• SHORT EXERCISE:
Repeat each entry as written and leave the images out of the copy.

(begin)

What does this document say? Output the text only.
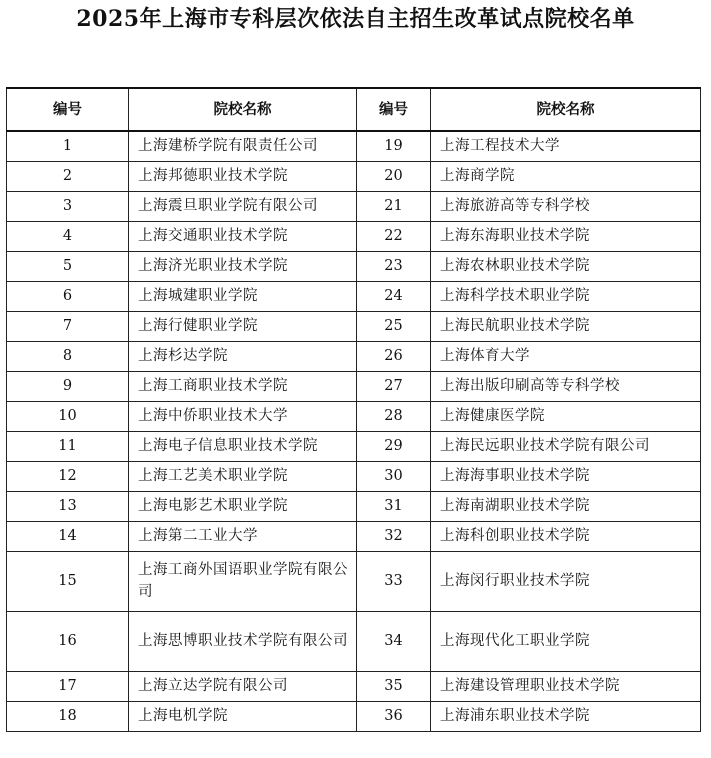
2025年上海市专科层次依法自主招生改革试点院校名单
编号	院校名称	编号	院校名称
1	上海建桥学院有限责任公司	19	上海工程技术大学
2	上海邦德职业技术学院	20	上海商学院
3	上海震旦职业学院有限公司	21	上海旅游高等专科学校
4	上海交通职业技术学院	22	上海东海职业技术学院
5	上海济光职业技术学院	23	上海农林职业技术学院
6	上海城建职业学院	24	上海科学技术职业学院
7	上海行健职业学院	25	上海民航职业技术学院
8	上海杉达学院	26	上海体育大学
9	上海工商职业技术学院	27	上海出版印刷高等专科学校
10	上海中侨职业技术大学	28	上海健康医学院
11	上海电子信息职业技术学院	29	上海民远职业技术学院有限公司
12	上海工艺美术职业学院	30	上海海事职业技术学院
13	上海电影艺术职业学院	31	上海南湖职业技术学院
14	上海第二工业大学	32	上海科创职业技术学院
15	上海工商外国语职业学院有限公司	33	上海闵行职业技术学院
16	上海思博职业技术学院有限公司	34	上海现代化工职业学院
17	上海立达学院有限公司	35	上海建设管理职业技术学院
18	上海电机学院	36	上海浦东职业技术学院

(end)

• ANSWER FOR THE TASK:
What does this document say? Output the text only.
2025年上海市专科层次依法自主招生改革试点院校名单
编号	院校名称	编号	院校名称
1	上海建桥学院有限责任公司	19	上海工程技术大学
2	上海邦德职业技术学院	20	上海商学院
3	上海震旦职业学院有限公司	21	上海旅游高等专科学校
4	上海交通职业技术学院	22	上海东海职业技术学院
5	上海济光职业技术学院	23	上海农林职业技术学院
6	上海城建职业学院	24	上海科学技术职业学院
7	上海行健职业学院	25	上海民航职业技术学院
8	上海杉达学院	26	上海体育大学
9	上海工商职业技术学院	27	上海出版印刷高等专科学校
10	上海中侨职业技术大学	28	上海健康医学院
11	上海电子信息职业技术学院	29	上海民远职业技术学院有限公司
12	上海工艺美术职业学院	30	上海海事职业技术学院
13	上海电影艺术职业学院	31	上海南湖职业技术学院
14	上海第二工业大学	32	上海科创职业技术学院
15	上海工商外国语职业学院有限公司	33	上海闵行职业技术学院
16	上海思博职业技术学院有限公司	34	上海现代化工职业学院
17	上海立达学院有限公司	35	上海建设管理职业技术学院
18	上海电机学院	36	上海浦东职业技术学院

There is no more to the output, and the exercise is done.